▶ **TASK INSTRUCTIONS**: Pick out every line that holds the string "vendredi" and copy it.
***** DATA IN THIS EXERCISE *****
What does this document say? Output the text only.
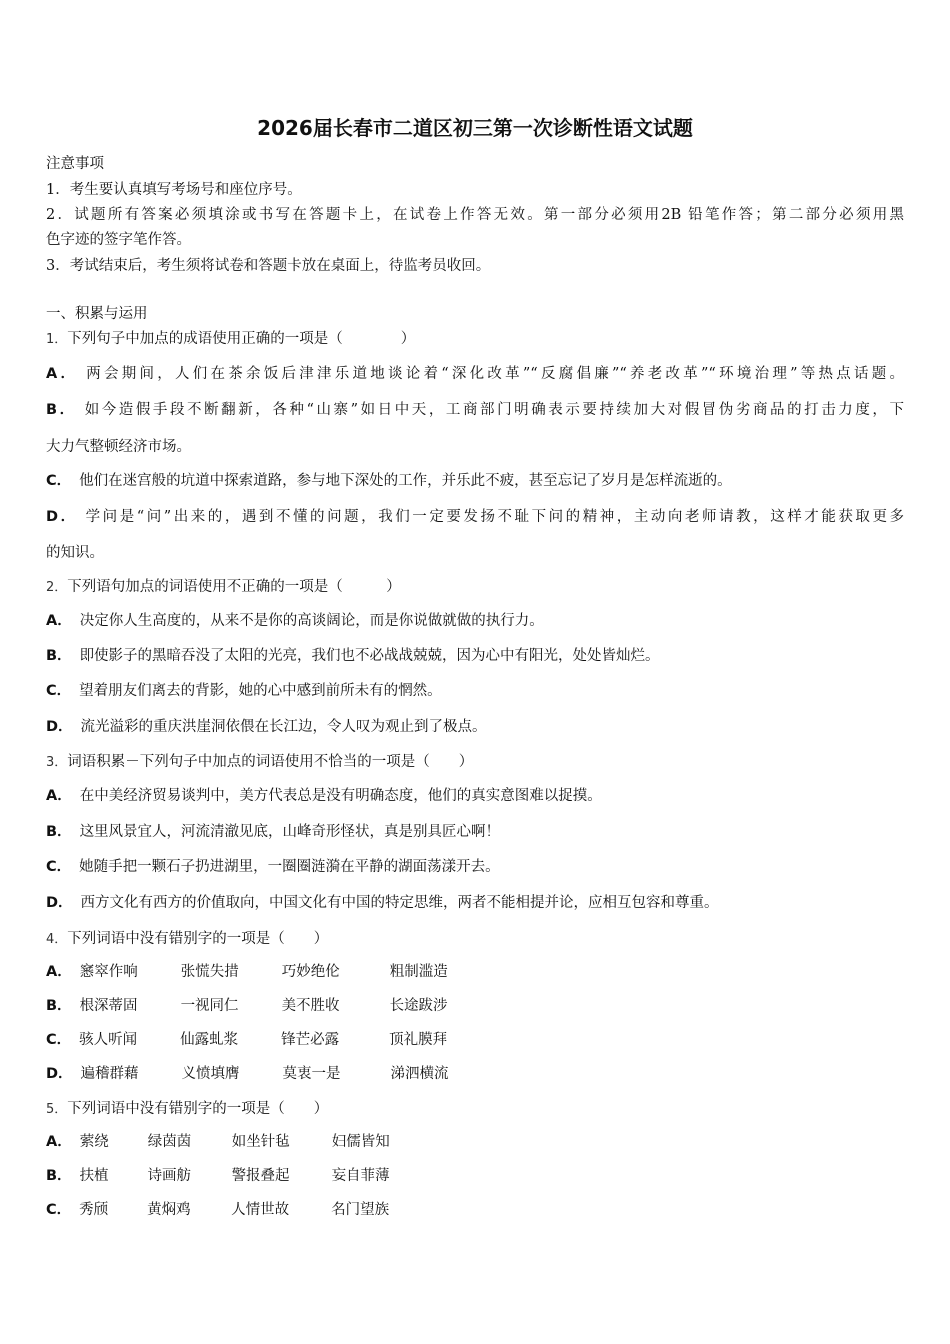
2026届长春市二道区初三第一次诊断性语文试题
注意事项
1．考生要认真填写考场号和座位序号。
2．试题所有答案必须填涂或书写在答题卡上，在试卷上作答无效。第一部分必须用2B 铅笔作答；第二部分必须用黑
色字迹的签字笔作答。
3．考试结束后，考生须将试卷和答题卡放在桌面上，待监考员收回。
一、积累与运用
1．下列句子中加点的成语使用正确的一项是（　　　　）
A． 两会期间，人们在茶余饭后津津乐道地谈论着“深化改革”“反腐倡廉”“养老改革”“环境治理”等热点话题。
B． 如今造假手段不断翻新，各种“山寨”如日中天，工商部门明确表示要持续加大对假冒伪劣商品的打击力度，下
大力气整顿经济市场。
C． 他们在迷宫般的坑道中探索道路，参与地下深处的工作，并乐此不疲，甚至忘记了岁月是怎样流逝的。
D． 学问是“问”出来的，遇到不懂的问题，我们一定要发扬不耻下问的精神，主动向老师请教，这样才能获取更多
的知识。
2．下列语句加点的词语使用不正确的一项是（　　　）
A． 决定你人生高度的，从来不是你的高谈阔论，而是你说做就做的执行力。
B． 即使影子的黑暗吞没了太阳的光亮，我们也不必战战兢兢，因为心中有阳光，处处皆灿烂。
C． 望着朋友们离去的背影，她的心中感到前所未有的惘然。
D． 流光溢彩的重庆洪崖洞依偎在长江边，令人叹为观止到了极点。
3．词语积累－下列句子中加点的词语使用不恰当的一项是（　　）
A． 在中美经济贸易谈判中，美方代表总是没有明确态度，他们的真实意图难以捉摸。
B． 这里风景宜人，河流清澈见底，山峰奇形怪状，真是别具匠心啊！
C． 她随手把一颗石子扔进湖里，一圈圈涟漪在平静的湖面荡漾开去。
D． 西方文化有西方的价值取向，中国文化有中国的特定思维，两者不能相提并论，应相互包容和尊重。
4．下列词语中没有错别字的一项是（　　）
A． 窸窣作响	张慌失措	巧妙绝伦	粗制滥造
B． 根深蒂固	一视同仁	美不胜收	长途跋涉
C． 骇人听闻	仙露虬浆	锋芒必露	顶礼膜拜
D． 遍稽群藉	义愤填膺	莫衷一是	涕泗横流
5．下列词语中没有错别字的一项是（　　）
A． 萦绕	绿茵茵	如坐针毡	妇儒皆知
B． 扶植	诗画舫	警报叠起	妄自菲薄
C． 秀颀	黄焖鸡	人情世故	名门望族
*****
***** DATA IN THIS EXERCISE *****
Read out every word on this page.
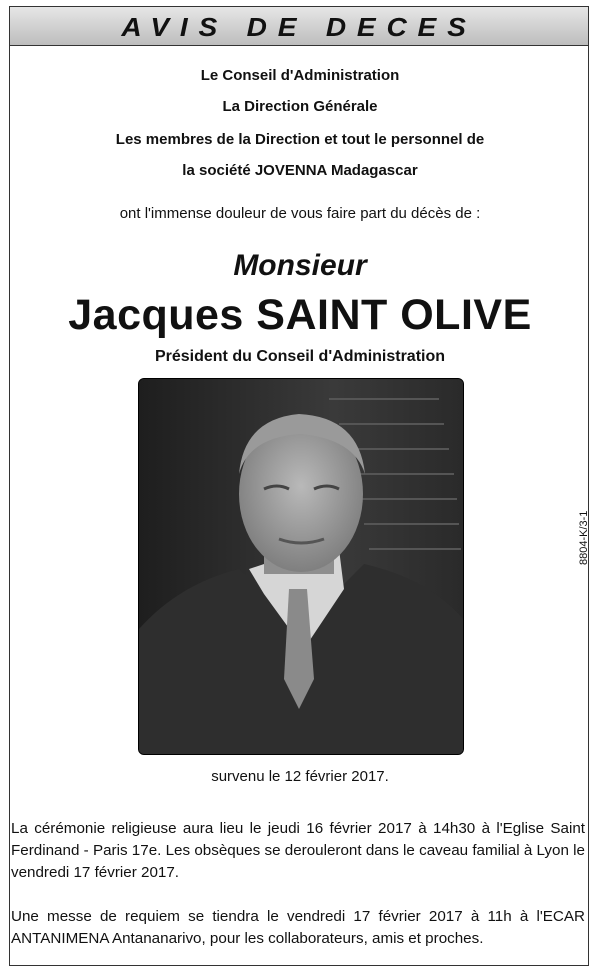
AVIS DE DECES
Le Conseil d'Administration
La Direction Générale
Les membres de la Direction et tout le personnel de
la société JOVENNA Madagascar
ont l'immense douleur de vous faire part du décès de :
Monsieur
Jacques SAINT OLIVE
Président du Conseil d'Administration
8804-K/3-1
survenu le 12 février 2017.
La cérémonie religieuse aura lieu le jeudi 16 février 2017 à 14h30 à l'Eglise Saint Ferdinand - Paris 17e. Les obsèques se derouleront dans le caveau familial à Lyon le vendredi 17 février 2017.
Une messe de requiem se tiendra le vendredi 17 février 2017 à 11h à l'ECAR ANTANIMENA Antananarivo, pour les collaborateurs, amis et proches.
*****
▶ **RESULT FOR THIS EXERCISE**:
La cérémonie religieuse aura lieu le jeudi 16 février 2017 à 14h30 à l'Eglise Saint Ferdinand - Paris 17e. Les obsèques se derouleront dans le caveau familial à Lyon le vendredi 17 février 2017.
Une messe de requiem se tiendra le vendredi 17 février 2017 à 11h à l'ECAR ANTANIMENA Antananarivo, pour les collaborateurs, amis et proches.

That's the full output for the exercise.